[Begin Provided data]

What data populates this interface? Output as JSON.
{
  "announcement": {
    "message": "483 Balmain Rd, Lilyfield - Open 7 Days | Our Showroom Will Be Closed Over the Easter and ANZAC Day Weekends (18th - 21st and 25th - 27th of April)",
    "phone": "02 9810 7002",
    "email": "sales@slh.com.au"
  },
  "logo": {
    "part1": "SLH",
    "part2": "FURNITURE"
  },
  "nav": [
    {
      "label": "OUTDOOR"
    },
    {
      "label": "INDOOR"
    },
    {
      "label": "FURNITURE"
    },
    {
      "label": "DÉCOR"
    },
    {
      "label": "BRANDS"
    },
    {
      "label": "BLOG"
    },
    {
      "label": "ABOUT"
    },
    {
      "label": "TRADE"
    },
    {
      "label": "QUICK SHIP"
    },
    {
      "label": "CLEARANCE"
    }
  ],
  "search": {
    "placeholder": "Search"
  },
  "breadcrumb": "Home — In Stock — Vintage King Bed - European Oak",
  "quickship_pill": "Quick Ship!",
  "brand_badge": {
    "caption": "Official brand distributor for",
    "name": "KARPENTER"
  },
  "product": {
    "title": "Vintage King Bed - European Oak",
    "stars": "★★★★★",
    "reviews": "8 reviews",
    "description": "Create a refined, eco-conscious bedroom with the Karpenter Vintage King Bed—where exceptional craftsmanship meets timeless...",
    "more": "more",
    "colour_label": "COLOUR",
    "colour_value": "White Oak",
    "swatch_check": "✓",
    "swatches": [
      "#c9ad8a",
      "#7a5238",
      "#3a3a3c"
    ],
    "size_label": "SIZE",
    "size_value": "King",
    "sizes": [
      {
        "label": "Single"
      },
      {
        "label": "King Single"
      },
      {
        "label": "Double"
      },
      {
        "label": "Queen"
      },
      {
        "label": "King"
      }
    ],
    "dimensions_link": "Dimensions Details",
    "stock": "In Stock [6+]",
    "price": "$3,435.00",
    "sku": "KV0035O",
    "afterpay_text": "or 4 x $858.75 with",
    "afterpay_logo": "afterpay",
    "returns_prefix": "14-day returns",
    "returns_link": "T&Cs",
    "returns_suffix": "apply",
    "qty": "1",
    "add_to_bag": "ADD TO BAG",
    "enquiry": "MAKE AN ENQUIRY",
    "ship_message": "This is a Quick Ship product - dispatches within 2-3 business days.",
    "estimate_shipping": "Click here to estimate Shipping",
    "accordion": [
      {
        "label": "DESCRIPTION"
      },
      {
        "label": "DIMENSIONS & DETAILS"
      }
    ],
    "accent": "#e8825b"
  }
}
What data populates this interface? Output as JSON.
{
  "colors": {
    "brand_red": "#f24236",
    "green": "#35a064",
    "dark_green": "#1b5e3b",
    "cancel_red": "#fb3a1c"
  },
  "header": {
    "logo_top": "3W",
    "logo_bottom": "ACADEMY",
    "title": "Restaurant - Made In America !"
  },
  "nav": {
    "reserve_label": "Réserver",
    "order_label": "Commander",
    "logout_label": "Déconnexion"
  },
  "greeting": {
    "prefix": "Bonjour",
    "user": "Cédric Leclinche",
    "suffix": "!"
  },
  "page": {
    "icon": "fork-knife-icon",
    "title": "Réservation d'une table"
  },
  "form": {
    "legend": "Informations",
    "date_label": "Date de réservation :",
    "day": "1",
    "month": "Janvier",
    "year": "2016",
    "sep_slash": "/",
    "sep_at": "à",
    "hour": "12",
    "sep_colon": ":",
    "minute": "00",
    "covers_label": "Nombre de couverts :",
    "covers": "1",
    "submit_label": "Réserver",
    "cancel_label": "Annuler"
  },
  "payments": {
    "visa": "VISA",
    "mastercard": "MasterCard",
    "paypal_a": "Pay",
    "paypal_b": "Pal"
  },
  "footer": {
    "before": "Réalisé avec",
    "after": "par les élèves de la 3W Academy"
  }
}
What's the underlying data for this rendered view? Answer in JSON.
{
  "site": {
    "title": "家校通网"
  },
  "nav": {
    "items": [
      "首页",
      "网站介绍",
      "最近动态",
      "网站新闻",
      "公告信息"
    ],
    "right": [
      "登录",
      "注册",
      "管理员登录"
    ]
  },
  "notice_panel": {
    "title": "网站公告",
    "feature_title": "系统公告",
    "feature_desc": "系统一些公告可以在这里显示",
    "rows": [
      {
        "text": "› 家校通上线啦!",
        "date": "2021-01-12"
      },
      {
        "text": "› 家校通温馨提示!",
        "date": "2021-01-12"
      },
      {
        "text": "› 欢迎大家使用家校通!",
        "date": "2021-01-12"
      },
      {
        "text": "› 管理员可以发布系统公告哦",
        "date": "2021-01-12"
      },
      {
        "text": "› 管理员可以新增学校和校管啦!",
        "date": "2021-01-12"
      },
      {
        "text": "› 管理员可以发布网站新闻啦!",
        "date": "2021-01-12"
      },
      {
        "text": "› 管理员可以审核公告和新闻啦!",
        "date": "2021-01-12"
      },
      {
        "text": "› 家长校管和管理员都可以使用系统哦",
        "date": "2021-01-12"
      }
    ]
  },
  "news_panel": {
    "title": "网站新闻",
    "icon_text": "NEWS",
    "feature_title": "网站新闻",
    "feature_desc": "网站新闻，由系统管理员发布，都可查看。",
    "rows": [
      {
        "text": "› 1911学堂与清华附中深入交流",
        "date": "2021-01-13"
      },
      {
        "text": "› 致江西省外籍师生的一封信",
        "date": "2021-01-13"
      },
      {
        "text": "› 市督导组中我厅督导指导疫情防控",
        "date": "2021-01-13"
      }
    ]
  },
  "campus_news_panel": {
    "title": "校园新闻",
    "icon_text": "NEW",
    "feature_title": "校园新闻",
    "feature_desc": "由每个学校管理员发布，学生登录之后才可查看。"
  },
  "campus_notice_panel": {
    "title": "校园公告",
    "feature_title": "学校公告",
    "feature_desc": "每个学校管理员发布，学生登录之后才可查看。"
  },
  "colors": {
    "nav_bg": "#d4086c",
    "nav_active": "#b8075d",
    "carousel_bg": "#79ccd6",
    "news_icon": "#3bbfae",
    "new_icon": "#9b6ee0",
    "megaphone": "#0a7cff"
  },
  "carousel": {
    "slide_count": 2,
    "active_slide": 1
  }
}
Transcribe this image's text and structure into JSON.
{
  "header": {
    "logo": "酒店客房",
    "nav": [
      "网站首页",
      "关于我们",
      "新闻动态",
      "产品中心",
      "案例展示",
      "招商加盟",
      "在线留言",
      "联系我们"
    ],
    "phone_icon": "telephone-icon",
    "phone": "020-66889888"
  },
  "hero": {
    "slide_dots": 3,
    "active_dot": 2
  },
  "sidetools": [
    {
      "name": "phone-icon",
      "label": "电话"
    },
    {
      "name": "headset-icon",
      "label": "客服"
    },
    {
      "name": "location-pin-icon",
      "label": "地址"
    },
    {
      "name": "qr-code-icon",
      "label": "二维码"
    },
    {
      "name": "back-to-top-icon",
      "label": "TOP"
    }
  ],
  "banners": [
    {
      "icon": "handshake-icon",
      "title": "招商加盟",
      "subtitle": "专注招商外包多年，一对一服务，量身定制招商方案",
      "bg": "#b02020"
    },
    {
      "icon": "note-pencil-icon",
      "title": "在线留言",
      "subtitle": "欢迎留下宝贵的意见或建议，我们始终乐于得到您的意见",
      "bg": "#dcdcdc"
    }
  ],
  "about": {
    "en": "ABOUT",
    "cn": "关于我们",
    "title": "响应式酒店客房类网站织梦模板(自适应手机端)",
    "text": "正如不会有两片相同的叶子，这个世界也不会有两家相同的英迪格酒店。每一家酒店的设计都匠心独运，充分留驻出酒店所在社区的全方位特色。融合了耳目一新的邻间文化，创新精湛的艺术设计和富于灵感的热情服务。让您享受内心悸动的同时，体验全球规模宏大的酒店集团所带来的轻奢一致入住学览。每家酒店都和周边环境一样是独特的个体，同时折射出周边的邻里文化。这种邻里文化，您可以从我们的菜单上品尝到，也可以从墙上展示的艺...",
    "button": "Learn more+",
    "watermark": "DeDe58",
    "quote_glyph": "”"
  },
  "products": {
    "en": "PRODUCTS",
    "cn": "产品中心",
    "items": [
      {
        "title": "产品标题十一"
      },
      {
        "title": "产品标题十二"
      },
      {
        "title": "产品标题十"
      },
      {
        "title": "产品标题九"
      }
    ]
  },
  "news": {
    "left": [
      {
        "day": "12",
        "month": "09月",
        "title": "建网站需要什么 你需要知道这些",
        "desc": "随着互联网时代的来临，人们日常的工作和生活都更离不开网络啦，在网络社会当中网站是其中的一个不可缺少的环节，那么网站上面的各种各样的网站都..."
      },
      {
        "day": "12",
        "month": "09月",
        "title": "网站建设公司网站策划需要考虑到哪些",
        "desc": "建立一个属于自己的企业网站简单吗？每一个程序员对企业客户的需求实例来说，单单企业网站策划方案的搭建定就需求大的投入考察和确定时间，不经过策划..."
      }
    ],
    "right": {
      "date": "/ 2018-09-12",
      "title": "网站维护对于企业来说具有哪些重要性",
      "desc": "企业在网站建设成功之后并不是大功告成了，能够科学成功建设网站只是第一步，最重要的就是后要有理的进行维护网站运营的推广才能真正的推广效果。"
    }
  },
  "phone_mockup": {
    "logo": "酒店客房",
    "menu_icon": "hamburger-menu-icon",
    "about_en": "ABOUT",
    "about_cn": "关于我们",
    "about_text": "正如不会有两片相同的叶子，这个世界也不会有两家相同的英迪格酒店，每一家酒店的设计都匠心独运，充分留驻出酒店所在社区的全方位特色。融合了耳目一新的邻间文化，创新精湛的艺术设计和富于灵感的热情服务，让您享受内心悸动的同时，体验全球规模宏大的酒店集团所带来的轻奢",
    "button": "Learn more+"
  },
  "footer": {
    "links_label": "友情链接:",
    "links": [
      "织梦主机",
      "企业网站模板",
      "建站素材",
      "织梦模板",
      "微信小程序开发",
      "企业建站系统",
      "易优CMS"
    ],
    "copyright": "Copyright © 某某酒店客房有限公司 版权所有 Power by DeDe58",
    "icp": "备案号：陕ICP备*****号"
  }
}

[End Provided data]

Exercise goal
From the material above, copy each line that includes the word "button".

Answer to the exercise
    "button": "Learn more+",
    "button": "Learn more+"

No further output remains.